-- Task instructions --
Retype the forum thread below about a Python script that times out when fetching a news feed, keeping every word and line unchanged.

Begin Selected extract

Search code examples
pythonpython-requestsgeturllib

Python program times-out when hitting this website


Why does this function fail to read XML from "https://www.seattletimes.com/feed/"?

I can visit the URL from my browser just fine. It also reads XML from other websites without a problem ("https://news.ycombinator.com/rss").

import urllib


def get_url(u):
    header = {'User-Agent': 'Mozilla/5.0'}
    request = urllib.request.Request(url=url, headers=header)
    response = urllib.request.urlopen(request)
    return response.read().decode('utf-8')

url = 'https://www.seattletimes.com/feed/'

feed = get_url(url)

print(feed)

The program times out every time.

Ideas?:

  • Maybe header need more info (Accept, etc.)?

EDIT1:

I replaced with the request header from the script with my browser header. Still no-go.

header = {
    'Accept': 'text/html,application/xhtml+xml,application/xml;q=0.9,image/avif,image/webp,image/apng,*/*;q=0.8,application/signed-exchange;v=b3;q=0.9',
    'Accept-Encoding': 'gzip, deflate',
    'Accept-Language': 'en-US,en;q=0.9',
    'Connection': 'keep-alive',
    'Accept-Language': 'en-US,en;q=0.9',
    'Connection': 'keep-alive',
    'Upgrade-Insecure-Requests': '1',
    'User-Agent': 'Mozilla/5.0 (Windows NT 10.0; Win64; x64) AppleWebKit/537.36 (KHTML, like Gecko) Chrome/96.0.4664.110 Safari/537.36' }

Solution

  • I am not quite sure why but the header/user-agent was confusing the website. If you remove it your code works just fine. I've tried different header arguments without issues, the user-agent seems to be what causes that behaviour.

End Selected extract
Begin Dataset extract

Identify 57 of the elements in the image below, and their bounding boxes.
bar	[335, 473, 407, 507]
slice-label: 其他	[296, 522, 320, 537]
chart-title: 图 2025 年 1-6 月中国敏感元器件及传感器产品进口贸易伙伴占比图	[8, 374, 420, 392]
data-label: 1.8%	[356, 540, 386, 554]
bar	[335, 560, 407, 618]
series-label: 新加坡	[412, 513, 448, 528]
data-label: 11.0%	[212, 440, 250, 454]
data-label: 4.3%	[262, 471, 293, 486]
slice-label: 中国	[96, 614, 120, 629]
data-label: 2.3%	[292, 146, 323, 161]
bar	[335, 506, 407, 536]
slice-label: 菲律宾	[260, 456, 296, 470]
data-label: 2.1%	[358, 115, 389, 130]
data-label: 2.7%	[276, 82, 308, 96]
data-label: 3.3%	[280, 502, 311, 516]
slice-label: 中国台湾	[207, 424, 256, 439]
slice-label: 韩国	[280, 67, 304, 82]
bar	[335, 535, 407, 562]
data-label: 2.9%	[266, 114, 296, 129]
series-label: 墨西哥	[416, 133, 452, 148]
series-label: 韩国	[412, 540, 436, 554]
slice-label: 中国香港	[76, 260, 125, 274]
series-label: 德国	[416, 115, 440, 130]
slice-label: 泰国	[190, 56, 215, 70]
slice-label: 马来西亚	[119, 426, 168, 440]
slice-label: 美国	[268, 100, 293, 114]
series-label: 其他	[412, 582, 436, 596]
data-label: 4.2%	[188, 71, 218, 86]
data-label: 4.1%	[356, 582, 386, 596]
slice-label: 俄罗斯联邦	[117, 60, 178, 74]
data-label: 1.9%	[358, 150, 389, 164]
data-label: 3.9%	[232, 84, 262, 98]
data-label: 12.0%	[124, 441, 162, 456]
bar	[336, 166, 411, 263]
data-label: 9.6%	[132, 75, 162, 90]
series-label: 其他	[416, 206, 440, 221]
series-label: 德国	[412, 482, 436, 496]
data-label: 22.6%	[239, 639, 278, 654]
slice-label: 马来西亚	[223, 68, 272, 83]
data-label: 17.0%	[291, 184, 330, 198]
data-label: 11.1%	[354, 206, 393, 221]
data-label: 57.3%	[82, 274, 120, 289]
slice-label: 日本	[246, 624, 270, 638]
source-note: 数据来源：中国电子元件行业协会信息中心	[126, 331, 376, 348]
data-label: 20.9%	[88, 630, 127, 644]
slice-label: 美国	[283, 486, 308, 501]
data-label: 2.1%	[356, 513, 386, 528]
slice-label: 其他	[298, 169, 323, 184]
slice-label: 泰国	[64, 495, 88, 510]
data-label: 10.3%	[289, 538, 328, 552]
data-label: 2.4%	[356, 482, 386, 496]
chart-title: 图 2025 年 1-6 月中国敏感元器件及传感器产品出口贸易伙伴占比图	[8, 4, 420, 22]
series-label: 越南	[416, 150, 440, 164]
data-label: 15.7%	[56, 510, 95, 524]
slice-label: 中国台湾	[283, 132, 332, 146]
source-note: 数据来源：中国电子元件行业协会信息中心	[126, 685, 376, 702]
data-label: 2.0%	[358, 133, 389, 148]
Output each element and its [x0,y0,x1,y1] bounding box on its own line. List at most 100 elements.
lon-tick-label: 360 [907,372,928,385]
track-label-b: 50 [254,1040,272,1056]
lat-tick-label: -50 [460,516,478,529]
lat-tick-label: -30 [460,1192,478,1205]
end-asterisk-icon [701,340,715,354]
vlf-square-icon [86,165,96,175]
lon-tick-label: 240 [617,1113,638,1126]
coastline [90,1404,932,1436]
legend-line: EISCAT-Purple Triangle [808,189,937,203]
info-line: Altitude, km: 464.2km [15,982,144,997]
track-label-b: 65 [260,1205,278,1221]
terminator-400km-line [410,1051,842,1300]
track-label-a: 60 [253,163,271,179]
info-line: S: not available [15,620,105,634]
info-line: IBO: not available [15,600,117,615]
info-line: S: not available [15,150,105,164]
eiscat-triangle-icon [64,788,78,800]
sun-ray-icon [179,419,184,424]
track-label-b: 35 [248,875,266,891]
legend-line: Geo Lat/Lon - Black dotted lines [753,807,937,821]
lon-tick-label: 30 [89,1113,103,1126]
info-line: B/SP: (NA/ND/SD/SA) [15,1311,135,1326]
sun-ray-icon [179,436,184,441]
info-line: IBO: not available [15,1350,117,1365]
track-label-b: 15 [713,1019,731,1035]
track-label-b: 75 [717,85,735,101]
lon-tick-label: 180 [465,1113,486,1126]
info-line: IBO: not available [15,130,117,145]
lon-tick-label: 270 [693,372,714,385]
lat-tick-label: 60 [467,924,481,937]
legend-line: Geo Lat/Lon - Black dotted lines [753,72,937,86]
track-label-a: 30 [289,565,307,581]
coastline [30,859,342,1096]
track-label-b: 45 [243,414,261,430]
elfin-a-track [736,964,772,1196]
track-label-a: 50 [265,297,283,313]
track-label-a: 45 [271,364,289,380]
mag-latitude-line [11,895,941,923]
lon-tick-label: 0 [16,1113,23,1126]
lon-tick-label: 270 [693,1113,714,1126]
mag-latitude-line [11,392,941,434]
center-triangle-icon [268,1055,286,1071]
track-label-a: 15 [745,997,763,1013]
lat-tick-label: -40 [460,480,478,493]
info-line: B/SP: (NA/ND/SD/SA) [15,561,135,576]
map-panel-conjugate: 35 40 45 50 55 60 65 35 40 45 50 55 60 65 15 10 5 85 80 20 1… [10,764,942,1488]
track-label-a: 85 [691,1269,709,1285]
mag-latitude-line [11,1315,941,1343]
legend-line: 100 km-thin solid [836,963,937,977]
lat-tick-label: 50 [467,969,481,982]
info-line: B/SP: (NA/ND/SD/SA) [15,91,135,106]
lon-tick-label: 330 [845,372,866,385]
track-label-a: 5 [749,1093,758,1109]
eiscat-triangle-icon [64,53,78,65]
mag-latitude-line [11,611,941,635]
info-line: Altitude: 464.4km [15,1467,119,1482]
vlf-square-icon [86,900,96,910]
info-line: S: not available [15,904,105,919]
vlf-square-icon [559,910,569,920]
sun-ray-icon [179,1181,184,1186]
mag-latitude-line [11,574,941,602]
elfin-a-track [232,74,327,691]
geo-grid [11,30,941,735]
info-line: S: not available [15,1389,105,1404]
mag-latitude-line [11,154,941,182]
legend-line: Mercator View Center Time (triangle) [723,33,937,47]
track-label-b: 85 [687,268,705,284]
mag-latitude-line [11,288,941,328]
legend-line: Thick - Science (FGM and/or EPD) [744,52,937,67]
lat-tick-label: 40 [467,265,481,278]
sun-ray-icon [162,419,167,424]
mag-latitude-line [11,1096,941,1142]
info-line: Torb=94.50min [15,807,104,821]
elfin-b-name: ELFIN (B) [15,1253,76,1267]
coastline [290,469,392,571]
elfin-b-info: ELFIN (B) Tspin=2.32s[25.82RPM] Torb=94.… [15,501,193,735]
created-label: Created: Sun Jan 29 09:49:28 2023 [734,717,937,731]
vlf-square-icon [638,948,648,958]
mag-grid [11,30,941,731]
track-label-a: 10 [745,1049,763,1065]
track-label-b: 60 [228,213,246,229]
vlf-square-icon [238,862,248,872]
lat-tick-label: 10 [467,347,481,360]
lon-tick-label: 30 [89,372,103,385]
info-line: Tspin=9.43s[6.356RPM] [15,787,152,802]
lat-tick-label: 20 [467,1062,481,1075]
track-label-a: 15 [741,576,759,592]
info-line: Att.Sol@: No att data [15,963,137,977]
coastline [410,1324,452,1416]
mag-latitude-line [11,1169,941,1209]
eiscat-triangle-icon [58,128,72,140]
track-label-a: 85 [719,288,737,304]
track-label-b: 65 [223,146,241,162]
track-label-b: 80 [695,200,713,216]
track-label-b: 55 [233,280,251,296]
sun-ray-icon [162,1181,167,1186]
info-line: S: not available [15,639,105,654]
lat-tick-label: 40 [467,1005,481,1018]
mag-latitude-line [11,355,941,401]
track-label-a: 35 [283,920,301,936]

End Dataset extract
Begin Dataset extract

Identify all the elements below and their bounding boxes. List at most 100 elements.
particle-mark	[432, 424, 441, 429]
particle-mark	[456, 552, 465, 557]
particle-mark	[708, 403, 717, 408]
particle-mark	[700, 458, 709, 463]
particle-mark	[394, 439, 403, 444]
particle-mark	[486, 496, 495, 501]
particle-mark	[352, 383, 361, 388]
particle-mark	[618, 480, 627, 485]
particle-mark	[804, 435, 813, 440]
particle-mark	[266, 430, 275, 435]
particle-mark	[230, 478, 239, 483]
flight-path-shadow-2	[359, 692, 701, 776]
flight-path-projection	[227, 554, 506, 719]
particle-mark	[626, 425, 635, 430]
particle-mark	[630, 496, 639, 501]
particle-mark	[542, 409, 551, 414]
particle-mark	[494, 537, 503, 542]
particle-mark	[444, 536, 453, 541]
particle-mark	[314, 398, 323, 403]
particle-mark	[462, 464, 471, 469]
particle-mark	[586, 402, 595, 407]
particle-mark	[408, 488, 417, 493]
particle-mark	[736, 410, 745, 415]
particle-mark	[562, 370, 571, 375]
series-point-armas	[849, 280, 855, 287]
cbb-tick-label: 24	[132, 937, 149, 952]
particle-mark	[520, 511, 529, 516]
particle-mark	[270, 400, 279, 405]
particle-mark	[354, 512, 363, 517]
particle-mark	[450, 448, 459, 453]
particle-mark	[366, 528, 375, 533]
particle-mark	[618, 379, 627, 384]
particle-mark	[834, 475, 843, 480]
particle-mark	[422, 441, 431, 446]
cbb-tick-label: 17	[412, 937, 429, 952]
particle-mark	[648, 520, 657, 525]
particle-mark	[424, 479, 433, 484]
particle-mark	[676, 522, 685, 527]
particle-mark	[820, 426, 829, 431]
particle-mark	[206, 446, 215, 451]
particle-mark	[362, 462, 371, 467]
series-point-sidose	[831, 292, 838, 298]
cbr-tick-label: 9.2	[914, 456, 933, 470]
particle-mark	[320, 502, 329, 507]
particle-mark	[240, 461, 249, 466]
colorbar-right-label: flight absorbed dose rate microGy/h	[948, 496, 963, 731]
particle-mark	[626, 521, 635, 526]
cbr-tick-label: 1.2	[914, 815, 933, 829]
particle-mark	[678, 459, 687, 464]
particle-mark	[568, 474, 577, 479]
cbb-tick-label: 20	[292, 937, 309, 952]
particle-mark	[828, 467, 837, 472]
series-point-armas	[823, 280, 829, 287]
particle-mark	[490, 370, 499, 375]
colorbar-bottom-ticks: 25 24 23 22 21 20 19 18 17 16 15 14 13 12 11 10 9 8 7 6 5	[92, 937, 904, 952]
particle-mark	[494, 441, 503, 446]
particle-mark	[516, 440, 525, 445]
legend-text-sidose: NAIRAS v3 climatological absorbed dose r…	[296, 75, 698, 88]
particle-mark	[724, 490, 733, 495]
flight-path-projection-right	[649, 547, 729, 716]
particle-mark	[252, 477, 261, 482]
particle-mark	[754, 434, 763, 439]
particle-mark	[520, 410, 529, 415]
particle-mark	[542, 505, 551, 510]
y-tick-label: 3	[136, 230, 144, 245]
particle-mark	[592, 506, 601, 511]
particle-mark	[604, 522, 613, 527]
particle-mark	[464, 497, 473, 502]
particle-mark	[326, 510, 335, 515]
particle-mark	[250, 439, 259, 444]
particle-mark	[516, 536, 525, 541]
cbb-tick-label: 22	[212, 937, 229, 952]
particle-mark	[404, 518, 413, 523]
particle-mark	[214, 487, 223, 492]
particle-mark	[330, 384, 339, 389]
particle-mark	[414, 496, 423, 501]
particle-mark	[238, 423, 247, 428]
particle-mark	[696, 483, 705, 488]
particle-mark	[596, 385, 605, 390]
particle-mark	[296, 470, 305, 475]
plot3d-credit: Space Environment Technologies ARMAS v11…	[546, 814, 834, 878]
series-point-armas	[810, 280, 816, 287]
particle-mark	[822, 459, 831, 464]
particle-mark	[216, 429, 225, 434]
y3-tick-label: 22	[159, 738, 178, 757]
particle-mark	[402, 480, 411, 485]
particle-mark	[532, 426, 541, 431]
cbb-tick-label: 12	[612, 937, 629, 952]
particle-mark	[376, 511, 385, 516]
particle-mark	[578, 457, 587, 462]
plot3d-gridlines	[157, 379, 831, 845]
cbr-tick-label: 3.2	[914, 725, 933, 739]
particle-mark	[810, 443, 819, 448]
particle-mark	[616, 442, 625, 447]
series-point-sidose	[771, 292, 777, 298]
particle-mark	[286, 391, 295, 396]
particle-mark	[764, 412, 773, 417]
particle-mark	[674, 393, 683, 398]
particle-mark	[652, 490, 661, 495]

End Dataset extract

-- Solution below --
Search code examples
pythonpython-requestsgeturllib

Python program times-out when hitting this website


Why does this function fail to read XML from "https://www.seattletimes.com/feed/"?

I can visit the URL from my browser just fine. It also reads XML from other websites without a problem ("https://news.ycombinator.com/rss").

import urllib


def get_url(u):
    header = {'User-Agent': 'Mozilla/5.0'}
    request = urllib.request.Request(url=url, headers=header)
    response = urllib.request.urlopen(request)
    return response.read().decode('utf-8')

url = 'https://www.seattletimes.com/feed/'

feed = get_url(url)

print(feed)

The program times out every time.

Ideas?:

  • Maybe header need more info (Accept, etc.)?

EDIT1:

I replaced with the request header from the script with my browser header. Still no-go.

header = {
    'Accept': 'text/html,application/xhtml+xml,application/xml;q=0.9,image/avif,image/webp,image/apng,*/*;q=0.8,application/signed-exchange;v=b3;q=0.9',
    'Accept-Encoding': 'gzip, deflate',
    'Accept-Language': 'en-US,en;q=0.9',
    'Connection': 'keep-alive',
    'Accept-Language': 'en-US,en;q=0.9',
    'Connection': 'keep-alive',
    'Upgrade-Insecure-Requests': '1',
    'User-Agent': 'Mozilla/5.0 (Windows NT 10.0; Win64; x64) AppleWebKit/537.36 (KHTML, like Gecko) Chrome/96.0.4664.110 Safari/537.36' }

Solution

  • I am not quite sure why but the header/user-agent was confusing the website. If you remove it your code works just fine. I've tried different header arguments without issues, the user-agent seems to be what causes that behaviour.